◆ Stated problem: Copy out all the lines where "name" shows up.

[Records about charts and figures]
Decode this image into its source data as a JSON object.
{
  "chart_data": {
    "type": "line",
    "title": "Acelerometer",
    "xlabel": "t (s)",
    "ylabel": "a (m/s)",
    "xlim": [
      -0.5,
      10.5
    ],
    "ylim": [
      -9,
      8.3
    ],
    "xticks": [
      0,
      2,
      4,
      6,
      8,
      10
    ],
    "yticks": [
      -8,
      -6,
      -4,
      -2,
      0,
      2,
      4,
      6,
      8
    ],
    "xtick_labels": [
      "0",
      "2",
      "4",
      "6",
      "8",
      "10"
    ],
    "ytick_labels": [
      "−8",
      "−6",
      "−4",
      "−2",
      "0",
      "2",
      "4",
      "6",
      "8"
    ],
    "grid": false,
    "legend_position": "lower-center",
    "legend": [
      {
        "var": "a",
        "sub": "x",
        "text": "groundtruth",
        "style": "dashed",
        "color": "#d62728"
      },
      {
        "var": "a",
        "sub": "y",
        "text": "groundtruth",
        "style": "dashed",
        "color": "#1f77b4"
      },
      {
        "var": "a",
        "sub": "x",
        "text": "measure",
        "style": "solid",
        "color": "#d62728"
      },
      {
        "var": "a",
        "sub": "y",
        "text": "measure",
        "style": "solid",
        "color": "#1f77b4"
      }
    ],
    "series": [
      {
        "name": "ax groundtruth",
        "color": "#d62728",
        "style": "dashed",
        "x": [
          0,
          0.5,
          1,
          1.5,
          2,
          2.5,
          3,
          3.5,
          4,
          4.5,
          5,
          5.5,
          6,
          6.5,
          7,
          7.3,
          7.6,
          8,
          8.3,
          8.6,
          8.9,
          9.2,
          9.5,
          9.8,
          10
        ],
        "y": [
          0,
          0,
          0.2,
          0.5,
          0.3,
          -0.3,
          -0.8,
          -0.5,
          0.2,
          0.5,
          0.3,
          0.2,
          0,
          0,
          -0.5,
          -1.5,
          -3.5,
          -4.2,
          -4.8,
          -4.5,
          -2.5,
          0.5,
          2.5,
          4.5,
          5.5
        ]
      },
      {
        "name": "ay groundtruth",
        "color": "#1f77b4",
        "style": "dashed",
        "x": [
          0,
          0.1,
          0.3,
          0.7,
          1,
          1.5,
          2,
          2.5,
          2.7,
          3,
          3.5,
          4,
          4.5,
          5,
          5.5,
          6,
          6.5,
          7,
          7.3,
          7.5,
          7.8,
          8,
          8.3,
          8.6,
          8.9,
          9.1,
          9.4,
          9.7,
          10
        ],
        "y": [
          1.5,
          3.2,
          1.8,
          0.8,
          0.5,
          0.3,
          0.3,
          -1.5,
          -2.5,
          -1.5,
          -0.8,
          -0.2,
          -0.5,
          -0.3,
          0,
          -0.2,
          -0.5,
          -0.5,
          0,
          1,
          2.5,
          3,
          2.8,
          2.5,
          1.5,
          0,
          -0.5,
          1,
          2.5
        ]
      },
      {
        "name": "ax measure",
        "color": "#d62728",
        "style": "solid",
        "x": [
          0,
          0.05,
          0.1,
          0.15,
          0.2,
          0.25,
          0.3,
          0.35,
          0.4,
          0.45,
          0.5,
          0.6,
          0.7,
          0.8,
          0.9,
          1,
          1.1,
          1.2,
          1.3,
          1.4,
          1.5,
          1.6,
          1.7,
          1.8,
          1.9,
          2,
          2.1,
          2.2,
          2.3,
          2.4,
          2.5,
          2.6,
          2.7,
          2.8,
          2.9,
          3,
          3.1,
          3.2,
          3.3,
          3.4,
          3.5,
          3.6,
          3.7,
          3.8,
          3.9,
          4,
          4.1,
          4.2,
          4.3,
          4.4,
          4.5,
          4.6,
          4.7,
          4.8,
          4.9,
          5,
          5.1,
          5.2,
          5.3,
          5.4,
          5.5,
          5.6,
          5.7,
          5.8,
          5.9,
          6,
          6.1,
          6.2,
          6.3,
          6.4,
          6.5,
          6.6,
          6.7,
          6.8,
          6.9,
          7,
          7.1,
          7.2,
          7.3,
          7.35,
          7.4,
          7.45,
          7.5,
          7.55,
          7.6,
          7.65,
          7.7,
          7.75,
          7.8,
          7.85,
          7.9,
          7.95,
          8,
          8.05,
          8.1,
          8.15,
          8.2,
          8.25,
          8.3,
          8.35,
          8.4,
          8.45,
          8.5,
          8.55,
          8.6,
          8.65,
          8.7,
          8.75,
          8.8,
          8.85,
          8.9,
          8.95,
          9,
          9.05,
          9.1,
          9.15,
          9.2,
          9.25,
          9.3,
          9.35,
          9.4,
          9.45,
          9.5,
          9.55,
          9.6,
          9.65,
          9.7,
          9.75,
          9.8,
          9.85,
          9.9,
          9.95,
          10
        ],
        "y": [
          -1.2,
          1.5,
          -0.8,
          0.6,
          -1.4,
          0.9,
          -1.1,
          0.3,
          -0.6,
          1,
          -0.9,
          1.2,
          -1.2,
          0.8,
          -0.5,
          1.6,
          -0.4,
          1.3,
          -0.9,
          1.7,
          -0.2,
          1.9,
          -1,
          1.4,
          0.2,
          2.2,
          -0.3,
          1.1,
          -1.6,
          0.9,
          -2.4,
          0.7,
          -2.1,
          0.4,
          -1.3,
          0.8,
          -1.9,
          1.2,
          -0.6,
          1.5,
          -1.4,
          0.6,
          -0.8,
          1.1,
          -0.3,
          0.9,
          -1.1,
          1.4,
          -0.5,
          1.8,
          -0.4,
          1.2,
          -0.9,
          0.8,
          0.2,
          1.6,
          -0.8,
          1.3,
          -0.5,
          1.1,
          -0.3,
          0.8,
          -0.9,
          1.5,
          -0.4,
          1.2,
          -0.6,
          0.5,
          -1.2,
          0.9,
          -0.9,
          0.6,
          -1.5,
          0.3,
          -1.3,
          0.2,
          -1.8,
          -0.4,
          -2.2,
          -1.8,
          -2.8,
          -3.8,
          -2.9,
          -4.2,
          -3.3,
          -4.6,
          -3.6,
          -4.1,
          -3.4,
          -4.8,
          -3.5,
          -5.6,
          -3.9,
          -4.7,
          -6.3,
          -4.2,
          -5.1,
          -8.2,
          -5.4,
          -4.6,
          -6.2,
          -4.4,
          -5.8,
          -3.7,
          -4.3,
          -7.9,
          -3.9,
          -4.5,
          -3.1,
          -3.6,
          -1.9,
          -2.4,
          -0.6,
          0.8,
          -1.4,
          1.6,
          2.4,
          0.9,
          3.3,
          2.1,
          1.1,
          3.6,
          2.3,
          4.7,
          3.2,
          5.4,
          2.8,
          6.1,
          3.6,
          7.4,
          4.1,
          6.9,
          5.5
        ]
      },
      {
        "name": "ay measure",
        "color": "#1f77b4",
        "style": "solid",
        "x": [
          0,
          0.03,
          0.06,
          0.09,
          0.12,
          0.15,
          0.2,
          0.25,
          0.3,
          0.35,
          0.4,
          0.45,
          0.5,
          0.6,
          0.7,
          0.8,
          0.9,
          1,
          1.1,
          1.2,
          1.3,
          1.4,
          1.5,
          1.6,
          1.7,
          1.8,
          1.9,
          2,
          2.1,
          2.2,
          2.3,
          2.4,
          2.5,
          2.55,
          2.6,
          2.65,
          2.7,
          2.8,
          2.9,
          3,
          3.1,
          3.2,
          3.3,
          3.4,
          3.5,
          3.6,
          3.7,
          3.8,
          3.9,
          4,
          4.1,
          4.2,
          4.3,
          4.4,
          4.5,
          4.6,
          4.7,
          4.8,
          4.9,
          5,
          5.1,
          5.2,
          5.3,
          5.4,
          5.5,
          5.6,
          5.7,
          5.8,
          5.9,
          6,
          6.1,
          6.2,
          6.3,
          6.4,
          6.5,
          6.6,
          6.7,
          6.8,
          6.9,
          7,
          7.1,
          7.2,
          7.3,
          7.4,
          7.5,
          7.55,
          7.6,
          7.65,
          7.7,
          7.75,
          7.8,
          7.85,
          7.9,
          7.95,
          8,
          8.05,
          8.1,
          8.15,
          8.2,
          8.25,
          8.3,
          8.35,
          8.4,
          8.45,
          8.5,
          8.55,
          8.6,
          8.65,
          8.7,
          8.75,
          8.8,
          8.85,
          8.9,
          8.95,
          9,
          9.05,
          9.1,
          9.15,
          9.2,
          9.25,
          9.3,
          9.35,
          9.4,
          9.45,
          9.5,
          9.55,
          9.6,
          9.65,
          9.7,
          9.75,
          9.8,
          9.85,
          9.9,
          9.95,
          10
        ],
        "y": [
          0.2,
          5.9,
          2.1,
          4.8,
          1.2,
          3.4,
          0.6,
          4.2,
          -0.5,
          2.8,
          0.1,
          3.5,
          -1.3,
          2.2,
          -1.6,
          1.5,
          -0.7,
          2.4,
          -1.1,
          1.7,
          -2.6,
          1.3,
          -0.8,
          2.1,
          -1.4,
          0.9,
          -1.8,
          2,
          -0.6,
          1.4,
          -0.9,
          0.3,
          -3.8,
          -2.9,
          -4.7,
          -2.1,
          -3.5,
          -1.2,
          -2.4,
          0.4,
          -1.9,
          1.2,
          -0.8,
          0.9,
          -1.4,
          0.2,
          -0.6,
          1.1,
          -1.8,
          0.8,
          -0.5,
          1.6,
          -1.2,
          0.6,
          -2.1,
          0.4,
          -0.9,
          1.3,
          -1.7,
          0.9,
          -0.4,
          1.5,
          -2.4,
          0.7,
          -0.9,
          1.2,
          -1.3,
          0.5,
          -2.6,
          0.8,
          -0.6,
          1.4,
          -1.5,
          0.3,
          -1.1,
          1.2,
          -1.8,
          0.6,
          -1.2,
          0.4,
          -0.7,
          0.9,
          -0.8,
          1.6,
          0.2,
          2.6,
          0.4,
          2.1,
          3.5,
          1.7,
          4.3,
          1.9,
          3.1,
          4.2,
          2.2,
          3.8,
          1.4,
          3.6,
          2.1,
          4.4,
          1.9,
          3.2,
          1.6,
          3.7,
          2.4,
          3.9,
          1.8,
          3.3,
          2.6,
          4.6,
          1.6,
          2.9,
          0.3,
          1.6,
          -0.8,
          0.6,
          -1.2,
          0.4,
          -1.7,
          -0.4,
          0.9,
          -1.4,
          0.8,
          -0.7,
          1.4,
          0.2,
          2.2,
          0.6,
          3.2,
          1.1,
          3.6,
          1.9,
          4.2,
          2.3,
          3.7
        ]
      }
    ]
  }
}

◆ Task output:
        "name": "ax groundtruth",
        "name": "ay groundtruth",
        "name": "ax measure",
        "name": "ay measure",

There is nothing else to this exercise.